— begin MATERIAL PROVIDED —

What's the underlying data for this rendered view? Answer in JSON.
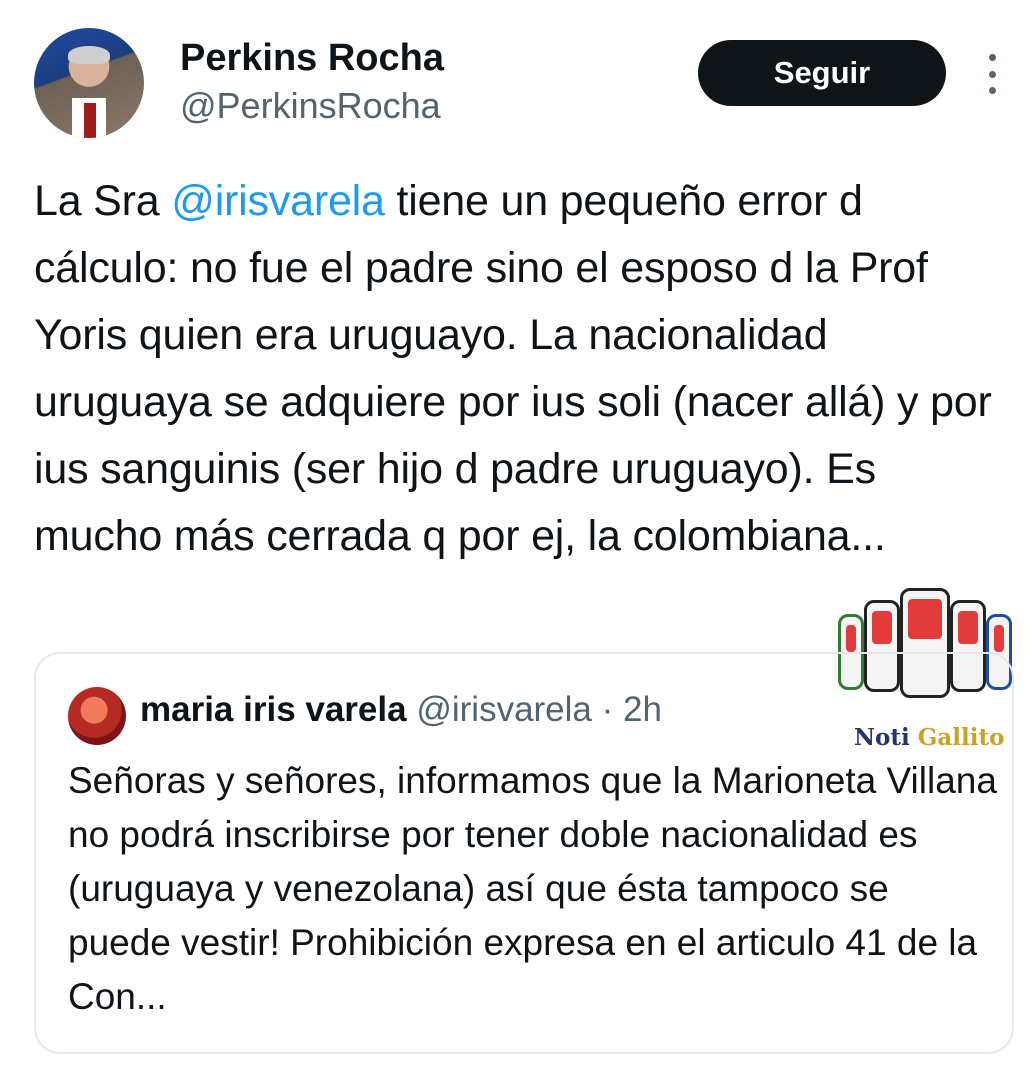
{
  "author": {
    "name": "Perkins Rocha",
    "handle": "@PerkinsRocha",
    "follow_label": "Seguir"
  },
  "tweet": {
    "prefix": "La Sra ",
    "mention": "@irisvarela",
    "body": " tiene un pequeño error d cálculo: no fue el padre sino el esposo d la Prof Yoris quien era uruguayo. La nacionalidad uruguaya se adquiere por ius soli (nacer allá) y por ius sanguinis (ser hijo d padre uruguayo). Es mucho más cerrada q por ej, la colombiana..."
  },
  "quoted_tweet": {
    "name": "maria iris varela",
    "handle": "@irisvarela",
    "separator": " · ",
    "time": "2h",
    "text": "Señoras y señores, informamos que la Marioneta Villana no podrá inscribirse por tener doble nacionalidad es (uruguaya y venezolana) así que ésta tampoco se puede vestir! Prohibición expresa en el articulo 41 de la Con..."
  },
  "watermark": {
    "part1": "Noti ",
    "part2": "Gallito"
  },
  "colors": {
    "mention": "#1d9bf0",
    "secondary_text": "#536471",
    "button": "#0f1419"
  },
  "icons": {
    "more": "more-vertical-icon"
  }
}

— end MATERIAL PROVIDED —

* _DIRECTIONS FOR THIS TASK_: All of the data above should be quoted exactly, except for the pictures.

* _COMPLETE RESPONSE_:
What's the underlying data for this rendered view? Answer in JSON.
{
  "author": {
    "name": "Perkins Rocha",
    "handle": "@PerkinsRocha",
    "follow_label": "Seguir"
  },
  "tweet": {
    "prefix": "La Sra ",
    "mention": "@irisvarela",
    "body": " tiene un pequeño error d cálculo: no fue el padre sino el esposo d la Prof Yoris quien era uruguayo. La nacionalidad uruguaya se adquiere por ius soli (nacer allá) y por ius sanguinis (ser hijo d padre uruguayo). Es mucho más cerrada q por ej, la colombiana..."
  },
  "quoted_tweet": {
    "name": "maria iris varela",
    "handle": "@irisvarela",
    "separator": " · ",
    "time": "2h",
    "text": "Señoras y señores, informamos que la Marioneta Villana no podrá inscribirse por tener doble nacionalidad es (uruguaya y venezolana) así que ésta tampoco se puede vestir! Prohibición expresa en el articulo 41 de la Con..."
  },
  "watermark": {
    "part1": "Noti ",
    "part2": "Gallito"
  },
  "colors": {
    "mention": "#1d9bf0",
    "secondary_text": "#536471",
    "button": "#0f1419"
  },
  "icons": {
    "more": "more-vertical-icon"
  }
}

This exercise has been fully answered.